* **What you have to do**: Say only how many lines contain the word "network".

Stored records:
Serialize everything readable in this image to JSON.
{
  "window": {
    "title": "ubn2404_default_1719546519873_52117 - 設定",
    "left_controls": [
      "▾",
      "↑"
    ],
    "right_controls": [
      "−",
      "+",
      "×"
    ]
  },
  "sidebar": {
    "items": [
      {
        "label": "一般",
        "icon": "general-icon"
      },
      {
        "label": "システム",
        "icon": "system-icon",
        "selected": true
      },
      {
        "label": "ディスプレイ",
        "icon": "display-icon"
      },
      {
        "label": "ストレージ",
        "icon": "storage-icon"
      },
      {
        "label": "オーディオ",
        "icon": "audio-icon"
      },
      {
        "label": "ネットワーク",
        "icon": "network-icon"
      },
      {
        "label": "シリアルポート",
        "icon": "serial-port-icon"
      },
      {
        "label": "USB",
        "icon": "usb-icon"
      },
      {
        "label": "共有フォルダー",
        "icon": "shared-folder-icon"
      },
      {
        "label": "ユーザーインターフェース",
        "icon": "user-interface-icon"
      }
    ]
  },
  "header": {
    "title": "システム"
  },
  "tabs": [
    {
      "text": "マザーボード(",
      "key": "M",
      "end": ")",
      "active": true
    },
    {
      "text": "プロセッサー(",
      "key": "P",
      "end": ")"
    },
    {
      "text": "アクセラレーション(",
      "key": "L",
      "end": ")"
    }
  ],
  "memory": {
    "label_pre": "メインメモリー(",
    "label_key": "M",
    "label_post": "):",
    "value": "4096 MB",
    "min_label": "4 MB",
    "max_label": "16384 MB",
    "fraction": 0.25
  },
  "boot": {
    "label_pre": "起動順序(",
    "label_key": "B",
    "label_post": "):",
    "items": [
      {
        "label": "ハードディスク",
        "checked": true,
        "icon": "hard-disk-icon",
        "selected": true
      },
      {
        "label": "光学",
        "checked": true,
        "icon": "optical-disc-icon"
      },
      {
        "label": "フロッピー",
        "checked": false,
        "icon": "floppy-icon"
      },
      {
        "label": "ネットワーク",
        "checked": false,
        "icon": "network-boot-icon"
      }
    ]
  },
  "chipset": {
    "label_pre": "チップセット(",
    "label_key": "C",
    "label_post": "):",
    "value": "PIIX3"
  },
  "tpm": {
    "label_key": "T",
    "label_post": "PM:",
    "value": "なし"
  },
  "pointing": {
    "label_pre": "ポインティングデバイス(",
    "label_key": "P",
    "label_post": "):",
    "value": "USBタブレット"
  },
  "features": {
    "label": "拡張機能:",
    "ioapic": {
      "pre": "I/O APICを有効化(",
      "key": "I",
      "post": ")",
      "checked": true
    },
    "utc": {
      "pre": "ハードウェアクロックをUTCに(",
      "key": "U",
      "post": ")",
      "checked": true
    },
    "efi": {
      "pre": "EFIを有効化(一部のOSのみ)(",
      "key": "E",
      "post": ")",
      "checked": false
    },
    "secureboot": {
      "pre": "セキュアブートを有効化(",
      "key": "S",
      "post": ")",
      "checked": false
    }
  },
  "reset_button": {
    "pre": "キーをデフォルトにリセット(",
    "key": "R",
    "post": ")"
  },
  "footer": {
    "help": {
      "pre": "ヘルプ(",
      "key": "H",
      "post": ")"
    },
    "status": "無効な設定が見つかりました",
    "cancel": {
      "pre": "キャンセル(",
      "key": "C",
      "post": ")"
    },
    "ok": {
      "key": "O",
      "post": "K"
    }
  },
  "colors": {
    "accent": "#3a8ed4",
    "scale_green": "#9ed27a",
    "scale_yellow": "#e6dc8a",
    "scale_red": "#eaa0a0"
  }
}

* * *

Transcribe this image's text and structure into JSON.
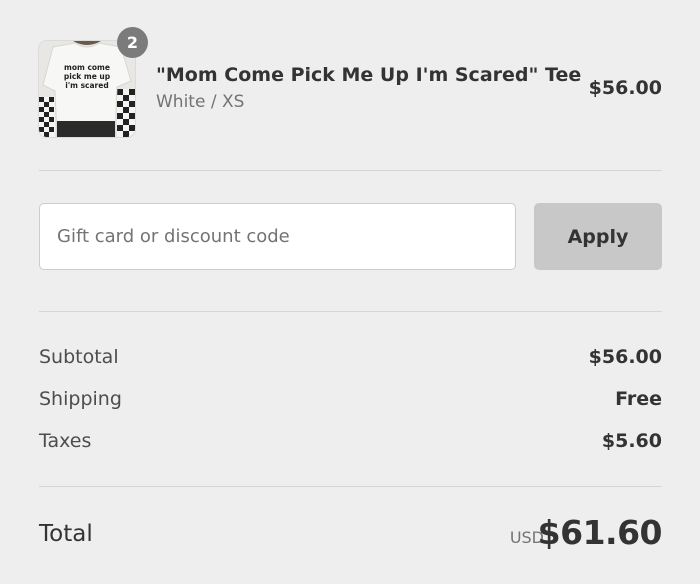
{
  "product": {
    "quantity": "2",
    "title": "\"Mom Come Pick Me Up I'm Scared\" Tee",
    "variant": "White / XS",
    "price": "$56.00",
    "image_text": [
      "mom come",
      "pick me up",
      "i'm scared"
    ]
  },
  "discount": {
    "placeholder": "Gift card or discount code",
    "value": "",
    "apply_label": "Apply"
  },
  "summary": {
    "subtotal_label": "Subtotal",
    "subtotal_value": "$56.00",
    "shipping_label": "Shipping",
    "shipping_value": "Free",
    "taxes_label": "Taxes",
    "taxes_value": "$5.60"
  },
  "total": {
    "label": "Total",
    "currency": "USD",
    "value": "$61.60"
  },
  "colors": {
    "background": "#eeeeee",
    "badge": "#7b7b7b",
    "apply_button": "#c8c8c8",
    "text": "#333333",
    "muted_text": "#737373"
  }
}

* **Answer to the task**: 2